* **Aim**
Copy out all of the data below with no alterations.
-- Data section start --
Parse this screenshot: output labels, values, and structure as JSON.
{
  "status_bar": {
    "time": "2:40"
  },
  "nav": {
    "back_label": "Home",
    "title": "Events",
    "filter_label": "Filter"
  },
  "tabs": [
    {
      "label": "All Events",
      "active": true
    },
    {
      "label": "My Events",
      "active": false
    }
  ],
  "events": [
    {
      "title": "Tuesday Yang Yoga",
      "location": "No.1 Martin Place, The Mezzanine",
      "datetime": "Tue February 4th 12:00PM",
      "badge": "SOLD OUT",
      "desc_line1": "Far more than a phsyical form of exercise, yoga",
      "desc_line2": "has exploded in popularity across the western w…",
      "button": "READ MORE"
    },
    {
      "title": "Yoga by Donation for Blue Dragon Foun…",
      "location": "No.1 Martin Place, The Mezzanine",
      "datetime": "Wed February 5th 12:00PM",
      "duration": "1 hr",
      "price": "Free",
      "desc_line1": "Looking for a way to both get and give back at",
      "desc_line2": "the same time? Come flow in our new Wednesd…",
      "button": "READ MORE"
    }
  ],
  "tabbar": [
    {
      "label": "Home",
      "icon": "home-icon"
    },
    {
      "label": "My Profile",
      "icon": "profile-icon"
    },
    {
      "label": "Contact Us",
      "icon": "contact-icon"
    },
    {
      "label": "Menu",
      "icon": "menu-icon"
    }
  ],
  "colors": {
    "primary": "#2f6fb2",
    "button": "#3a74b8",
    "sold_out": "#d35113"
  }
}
-- Data section end --
* **Response to this task**
Parse this screenshot: output labels, values, and structure as JSON.
{
  "status_bar": {
    "time": "2:40"
  },
  "nav": {
    "back_label": "Home",
    "title": "Events",
    "filter_label": "Filter"
  },
  "tabs": [
    {
      "label": "All Events",
      "active": true
    },
    {
      "label": "My Events",
      "active": false
    }
  ],
  "events": [
    {
      "title": "Tuesday Yang Yoga",
      "location": "No.1 Martin Place, The Mezzanine",
      "datetime": "Tue February 4th 12:00PM",
      "badge": "SOLD OUT",
      "desc_line1": "Far more than a phsyical form of exercise, yoga",
      "desc_line2": "has exploded in popularity across the western w…",
      "button": "READ MORE"
    },
    {
      "title": "Yoga by Donation for Blue Dragon Foun…",
      "location": "No.1 Martin Place, The Mezzanine",
      "datetime": "Wed February 5th 12:00PM",
      "duration": "1 hr",
      "price": "Free",
      "desc_line1": "Looking for a way to both get and give back at",
      "desc_line2": "the same time? Come flow in our new Wednesd…",
      "button": "READ MORE"
    }
  ],
  "tabbar": [
    {
      "label": "Home",
      "icon": "home-icon"
    },
    {
      "label": "My Profile",
      "icon": "profile-icon"
    },
    {
      "label": "Contact Us",
      "icon": "contact-icon"
    },
    {
      "label": "Menu",
      "icon": "menu-icon"
    }
  ],
  "colors": {
    "primary": "#2f6fb2",
    "button": "#3a74b8",
    "sold_out": "#d35113"
  }
}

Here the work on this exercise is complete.